## Data section:
**********

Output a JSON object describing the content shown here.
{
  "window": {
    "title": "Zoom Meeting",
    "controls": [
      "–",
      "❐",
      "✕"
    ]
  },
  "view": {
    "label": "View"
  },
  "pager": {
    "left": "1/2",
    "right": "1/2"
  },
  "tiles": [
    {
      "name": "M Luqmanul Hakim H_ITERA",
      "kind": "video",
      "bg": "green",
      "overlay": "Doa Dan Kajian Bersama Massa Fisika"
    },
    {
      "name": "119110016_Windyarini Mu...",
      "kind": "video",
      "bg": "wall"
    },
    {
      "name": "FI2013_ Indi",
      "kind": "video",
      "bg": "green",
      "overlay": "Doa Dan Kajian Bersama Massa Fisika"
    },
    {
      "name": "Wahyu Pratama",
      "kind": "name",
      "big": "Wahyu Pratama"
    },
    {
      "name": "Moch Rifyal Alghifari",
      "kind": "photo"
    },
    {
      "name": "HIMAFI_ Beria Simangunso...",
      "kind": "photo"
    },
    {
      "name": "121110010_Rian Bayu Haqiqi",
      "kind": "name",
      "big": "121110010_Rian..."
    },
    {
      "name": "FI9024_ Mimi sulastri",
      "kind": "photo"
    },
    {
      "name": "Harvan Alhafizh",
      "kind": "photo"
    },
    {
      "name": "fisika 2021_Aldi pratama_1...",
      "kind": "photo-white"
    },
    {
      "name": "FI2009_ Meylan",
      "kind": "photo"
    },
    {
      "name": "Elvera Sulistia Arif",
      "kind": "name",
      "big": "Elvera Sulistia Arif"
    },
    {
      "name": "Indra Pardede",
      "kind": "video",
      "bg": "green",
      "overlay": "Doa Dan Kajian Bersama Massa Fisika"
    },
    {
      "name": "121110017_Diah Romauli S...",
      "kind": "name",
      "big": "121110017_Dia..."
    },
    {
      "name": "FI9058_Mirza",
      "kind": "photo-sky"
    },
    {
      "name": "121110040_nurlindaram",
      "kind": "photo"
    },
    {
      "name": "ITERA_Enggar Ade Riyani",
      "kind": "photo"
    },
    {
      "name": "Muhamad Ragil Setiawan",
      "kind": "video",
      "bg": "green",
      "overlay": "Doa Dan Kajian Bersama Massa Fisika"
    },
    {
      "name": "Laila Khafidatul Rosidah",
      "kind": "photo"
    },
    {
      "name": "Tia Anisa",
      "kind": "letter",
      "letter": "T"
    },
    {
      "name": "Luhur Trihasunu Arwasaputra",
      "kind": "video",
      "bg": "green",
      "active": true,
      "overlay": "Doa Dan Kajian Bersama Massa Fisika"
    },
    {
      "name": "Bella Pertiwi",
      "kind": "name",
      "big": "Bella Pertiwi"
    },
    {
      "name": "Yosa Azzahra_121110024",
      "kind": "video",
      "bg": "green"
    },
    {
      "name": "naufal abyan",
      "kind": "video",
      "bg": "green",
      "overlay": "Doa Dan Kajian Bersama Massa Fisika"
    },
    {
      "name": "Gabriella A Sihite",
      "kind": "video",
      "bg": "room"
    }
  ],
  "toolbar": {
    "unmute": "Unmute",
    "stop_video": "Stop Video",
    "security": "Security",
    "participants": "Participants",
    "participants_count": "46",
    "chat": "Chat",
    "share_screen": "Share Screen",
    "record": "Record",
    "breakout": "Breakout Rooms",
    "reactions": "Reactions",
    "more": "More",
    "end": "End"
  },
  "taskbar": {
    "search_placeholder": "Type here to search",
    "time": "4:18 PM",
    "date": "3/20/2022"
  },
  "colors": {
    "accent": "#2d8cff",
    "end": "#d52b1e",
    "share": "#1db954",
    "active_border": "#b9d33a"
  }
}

**********

## What to do:
Find each line in the records holding the string "Arif" and show it.

## Answer to the problem:
      "name": "Elvera Sulistia Arif",
      "big": "Elvera Sulistia Arif"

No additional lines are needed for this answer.